Goal of the exercise:
Each line below needs to be printed again exactly.

[Excerpts from a figure dataset]
◇ ◇ ◇
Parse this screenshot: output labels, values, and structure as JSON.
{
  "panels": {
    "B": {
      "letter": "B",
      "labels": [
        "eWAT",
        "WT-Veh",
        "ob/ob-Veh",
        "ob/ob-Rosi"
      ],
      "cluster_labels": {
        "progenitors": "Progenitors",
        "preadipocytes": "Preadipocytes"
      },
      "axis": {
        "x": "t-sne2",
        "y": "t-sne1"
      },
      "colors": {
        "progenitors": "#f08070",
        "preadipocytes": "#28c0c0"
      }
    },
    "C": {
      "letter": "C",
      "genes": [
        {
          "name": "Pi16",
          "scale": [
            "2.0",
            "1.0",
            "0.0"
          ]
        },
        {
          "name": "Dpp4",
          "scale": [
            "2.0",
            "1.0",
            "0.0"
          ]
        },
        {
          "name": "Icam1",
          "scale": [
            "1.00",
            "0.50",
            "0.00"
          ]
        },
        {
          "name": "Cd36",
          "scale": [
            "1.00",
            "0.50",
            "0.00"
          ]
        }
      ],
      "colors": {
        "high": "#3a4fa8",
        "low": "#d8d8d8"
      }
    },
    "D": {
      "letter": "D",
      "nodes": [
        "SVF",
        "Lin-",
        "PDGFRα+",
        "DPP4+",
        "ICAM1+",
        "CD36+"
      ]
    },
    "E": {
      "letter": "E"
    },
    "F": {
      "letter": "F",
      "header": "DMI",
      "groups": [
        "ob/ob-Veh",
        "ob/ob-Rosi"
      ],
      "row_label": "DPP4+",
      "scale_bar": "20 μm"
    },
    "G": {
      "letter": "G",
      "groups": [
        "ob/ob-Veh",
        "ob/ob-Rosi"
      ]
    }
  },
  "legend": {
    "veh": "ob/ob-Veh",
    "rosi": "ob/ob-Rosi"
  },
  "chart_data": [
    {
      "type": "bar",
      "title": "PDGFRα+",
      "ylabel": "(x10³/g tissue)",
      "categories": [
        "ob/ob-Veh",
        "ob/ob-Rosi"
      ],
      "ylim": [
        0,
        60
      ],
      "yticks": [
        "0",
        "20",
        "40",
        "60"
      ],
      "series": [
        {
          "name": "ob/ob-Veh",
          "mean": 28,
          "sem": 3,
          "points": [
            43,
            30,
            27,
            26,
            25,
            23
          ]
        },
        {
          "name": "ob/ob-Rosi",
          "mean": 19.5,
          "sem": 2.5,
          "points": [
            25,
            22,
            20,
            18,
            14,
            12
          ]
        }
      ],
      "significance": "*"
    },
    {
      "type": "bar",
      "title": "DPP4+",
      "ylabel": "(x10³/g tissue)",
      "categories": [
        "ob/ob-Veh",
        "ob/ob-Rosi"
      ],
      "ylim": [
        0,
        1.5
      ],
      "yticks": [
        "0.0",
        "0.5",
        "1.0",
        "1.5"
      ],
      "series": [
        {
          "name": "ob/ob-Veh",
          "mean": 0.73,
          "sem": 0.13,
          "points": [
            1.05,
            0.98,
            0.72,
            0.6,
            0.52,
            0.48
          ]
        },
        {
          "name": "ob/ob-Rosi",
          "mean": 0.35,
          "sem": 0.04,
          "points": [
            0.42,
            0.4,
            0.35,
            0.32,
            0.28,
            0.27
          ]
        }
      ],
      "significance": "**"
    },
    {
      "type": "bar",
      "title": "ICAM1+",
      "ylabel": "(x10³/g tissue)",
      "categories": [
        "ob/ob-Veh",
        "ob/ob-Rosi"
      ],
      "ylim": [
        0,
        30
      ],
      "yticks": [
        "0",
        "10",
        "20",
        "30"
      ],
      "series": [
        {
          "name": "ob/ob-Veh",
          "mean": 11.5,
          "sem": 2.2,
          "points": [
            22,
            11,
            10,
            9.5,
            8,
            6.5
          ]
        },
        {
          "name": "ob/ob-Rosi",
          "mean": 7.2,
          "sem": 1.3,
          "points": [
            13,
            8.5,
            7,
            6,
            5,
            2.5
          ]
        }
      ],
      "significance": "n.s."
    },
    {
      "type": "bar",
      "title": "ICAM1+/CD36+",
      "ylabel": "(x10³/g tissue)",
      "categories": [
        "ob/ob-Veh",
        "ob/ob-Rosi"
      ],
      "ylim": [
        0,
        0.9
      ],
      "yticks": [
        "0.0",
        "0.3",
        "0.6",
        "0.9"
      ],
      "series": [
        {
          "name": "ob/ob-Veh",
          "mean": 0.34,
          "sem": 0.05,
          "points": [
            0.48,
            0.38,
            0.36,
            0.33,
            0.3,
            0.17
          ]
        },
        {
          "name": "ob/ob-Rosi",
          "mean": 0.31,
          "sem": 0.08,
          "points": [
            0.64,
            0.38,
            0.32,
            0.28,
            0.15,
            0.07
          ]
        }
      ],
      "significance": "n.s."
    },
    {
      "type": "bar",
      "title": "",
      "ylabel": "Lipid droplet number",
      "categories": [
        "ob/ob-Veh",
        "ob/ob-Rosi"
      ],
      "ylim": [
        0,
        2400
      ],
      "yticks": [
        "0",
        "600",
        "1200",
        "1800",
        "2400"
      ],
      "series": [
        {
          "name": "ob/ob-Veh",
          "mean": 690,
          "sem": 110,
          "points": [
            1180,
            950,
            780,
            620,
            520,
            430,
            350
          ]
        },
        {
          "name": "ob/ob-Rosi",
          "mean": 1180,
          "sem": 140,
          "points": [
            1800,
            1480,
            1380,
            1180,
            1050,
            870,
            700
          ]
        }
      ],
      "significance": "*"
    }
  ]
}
◇ ◇ ◇
Written response:
Parse this screenshot: output labels, values, and structure as JSON.
{
  "panels": {
    "B": {
      "letter": "B",
      "labels": [
        "eWAT",
        "WT-Veh",
        "ob/ob-Veh",
        "ob/ob-Rosi"
      ],
      "cluster_labels": {
        "progenitors": "Progenitors",
        "preadipocytes": "Preadipocytes"
      },
      "axis": {
        "x": "t-sne2",
        "y": "t-sne1"
      },
      "colors": {
        "progenitors": "#f08070",
        "preadipocytes": "#28c0c0"
      }
    },
    "C": {
      "letter": "C",
      "genes": [
        {
          "name": "Pi16",
          "scale": [
            "2.0",
            "1.0",
            "0.0"
          ]
        },
        {
          "name": "Dpp4",
          "scale": [
            "2.0",
            "1.0",
            "0.0"
          ]
        },
        {
          "name": "Icam1",
          "scale": [
            "1.00",
            "0.50",
            "0.00"
          ]
        },
        {
          "name": "Cd36",
          "scale": [
            "1.00",
            "0.50",
            "0.00"
          ]
        }
      ],
      "colors": {
        "high": "#3a4fa8",
        "low": "#d8d8d8"
      }
    },
    "D": {
      "letter": "D",
      "nodes": [
        "SVF",
        "Lin-",
        "PDGFRα+",
        "DPP4+",
        "ICAM1+",
        "CD36+"
      ]
    },
    "E": {
      "letter": "E"
    },
    "F": {
      "letter": "F",
      "header": "DMI",
      "groups": [
        "ob/ob-Veh",
        "ob/ob-Rosi"
      ],
      "row_label": "DPP4+",
      "scale_bar": "20 μm"
    },
    "G": {
      "letter": "G",
      "groups": [
        "ob/ob-Veh",
        "ob/ob-Rosi"
      ]
    }
  },
  "legend": {
    "veh": "ob/ob-Veh",
    "rosi": "ob/ob-Rosi"
  },
  "chart_data": [
    {
      "type": "bar",
      "title": "PDGFRα+",
      "ylabel": "(x10³/g tissue)",
      "categories": [
        "ob/ob-Veh",
        "ob/ob-Rosi"
      ],
      "ylim": [
        0,
        60
      ],
      "yticks": [
        "0",
        "20",
        "40",
        "60"
      ],
      "series": [
        {
          "name": "ob/ob-Veh",
          "mean": 28,
          "sem": 3,
          "points": [
            43,
            30,
            27,
            26,
            25,
            23
          ]
        },
        {
          "name": "ob/ob-Rosi",
          "mean": 19.5,
          "sem": 2.5,
          "points": [
            25,
            22,
            20,
            18,
            14,
            12
          ]
        }
      ],
      "significance": "*"
    },
    {
      "type": "bar",
      "title": "DPP4+",
      "ylabel": "(x10³/g tissue)",
      "categories": [
        "ob/ob-Veh",
        "ob/ob-Rosi"
      ],
      "ylim": [
        0,
        1.5
      ],
      "yticks": [
        "0.0",
        "0.5",
        "1.0",
        "1.5"
      ],
      "series": [
        {
          "name": "ob/ob-Veh",
          "mean": 0.73,
          "sem": 0.13,
          "points": [
            1.05,
            0.98,
            0.72,
            0.6,
            0.52,
            0.48
          ]
        },
        {
          "name": "ob/ob-Rosi",
          "mean": 0.35,
          "sem": 0.04,
          "points": [
            0.42,
            0.4,
            0.35,
            0.32,
            0.28,
            0.27
          ]
        }
      ],
      "significance": "**"
    },
    {
      "type": "bar",
      "title": "ICAM1+",
      "ylabel": "(x10³/g tissue)",
      "categories": [
        "ob/ob-Veh",
        "ob/ob-Rosi"
      ],
      "ylim": [
        0,
        30
      ],
      "yticks": [
        "0",
        "10",
        "20",
        "30"
      ],
      "series": [
        {
          "name": "ob/ob-Veh",
          "mean": 11.5,
          "sem": 2.2,
          "points": [
            22,
            11,
            10,
            9.5,
            8,
            6.5
          ]
        },
        {
          "name": "ob/ob-Rosi",
          "mean": 7.2,
          "sem": 1.3,
          "points": [
            13,
            8.5,
            7,
            6,
            5,
            2.5
          ]
        }
      ],
      "significance": "n.s."
    },
    {
      "type": "bar",
      "title": "ICAM1+/CD36+",
      "ylabel": "(x10³/g tissue)",
      "categories": [
        "ob/ob-Veh",
        "ob/ob-Rosi"
      ],
      "ylim": [
        0,
        0.9
      ],
      "yticks": [
        "0.0",
        "0.3",
        "0.6",
        "0.9"
      ],
      "series": [
        {
          "name": "ob/ob-Veh",
          "mean": 0.34,
          "sem": 0.05,
          "points": [
            0.48,
            0.38,
            0.36,
            0.33,
            0.3,
            0.17
          ]
        },
        {
          "name": "ob/ob-Rosi",
          "mean": 0.31,
          "sem": 0.08,
          "points": [
            0.64,
            0.38,
            0.32,
            0.28,
            0.15,
            0.07
          ]
        }
      ],
      "significance": "n.s."
    },
    {
      "type": "bar",
      "title": "",
      "ylabel": "Lipid droplet number",
      "categories": [
        "ob/ob-Veh",
        "ob/ob-Rosi"
      ],
      "ylim": [
        0,
        2400
      ],
      "yticks": [
        "0",
        "600",
        "1200",
        "1800",
        "2400"
      ],
      "series": [
        {
          "name": "ob/ob-Veh",
          "mean": 690,
          "sem": 110,
          "points": [
            1180,
            950,
            780,
            620,
            520,
            430,
            350
          ]
        },
        {
          "name": "ob/ob-Rosi",
          "mean": 1180,
          "sem": 140,
          "points": [
            1800,
            1480,
            1380,
            1180,
            1050,
            870,
            700
          ]
        }
      ],
      "significance": "*"
    }
  ]
}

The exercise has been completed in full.